=== Written task ===
Pull every line containing "screenshot" out of the material below.

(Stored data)
(begin)

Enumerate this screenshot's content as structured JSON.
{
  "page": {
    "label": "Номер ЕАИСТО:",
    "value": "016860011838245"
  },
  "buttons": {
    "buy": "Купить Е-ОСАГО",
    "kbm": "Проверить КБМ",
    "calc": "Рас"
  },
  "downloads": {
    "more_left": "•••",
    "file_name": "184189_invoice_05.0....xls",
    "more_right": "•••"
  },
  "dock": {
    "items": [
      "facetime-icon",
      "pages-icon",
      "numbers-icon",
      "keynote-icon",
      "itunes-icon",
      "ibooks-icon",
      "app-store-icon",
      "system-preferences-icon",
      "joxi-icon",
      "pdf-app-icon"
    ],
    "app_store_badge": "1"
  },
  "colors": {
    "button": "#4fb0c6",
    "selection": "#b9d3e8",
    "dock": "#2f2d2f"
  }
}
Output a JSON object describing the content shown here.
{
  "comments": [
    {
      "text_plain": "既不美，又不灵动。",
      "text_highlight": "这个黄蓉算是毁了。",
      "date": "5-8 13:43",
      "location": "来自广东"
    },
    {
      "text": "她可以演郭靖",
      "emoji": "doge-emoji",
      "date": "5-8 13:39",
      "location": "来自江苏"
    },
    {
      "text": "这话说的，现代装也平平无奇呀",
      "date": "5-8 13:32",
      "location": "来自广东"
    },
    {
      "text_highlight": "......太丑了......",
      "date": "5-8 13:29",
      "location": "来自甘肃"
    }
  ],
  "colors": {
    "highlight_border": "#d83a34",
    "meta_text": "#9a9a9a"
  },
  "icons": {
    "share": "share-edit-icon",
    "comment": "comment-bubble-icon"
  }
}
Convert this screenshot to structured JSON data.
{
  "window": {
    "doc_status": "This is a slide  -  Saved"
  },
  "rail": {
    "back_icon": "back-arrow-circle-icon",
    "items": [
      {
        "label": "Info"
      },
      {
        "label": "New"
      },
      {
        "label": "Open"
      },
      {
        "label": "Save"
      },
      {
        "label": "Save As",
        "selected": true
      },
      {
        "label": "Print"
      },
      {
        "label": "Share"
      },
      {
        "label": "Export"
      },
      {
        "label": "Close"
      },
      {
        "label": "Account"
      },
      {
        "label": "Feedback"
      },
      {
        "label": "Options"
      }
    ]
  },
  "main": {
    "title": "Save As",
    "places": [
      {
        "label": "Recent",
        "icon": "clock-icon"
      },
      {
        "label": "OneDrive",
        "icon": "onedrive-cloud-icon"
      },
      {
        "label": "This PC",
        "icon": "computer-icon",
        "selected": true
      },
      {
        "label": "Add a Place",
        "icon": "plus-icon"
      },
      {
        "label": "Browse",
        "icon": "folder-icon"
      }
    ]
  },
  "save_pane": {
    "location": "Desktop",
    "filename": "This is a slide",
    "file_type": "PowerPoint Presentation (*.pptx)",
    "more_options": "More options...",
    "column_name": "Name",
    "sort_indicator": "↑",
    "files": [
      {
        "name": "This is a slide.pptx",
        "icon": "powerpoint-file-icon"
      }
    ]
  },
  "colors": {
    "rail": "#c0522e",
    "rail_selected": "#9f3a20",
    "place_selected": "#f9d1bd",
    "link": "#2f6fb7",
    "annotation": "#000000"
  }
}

(end)

=== Exercise answer ===
Enumerate this screenshot's content as structured JSON.
Convert this screenshot to structured JSON data.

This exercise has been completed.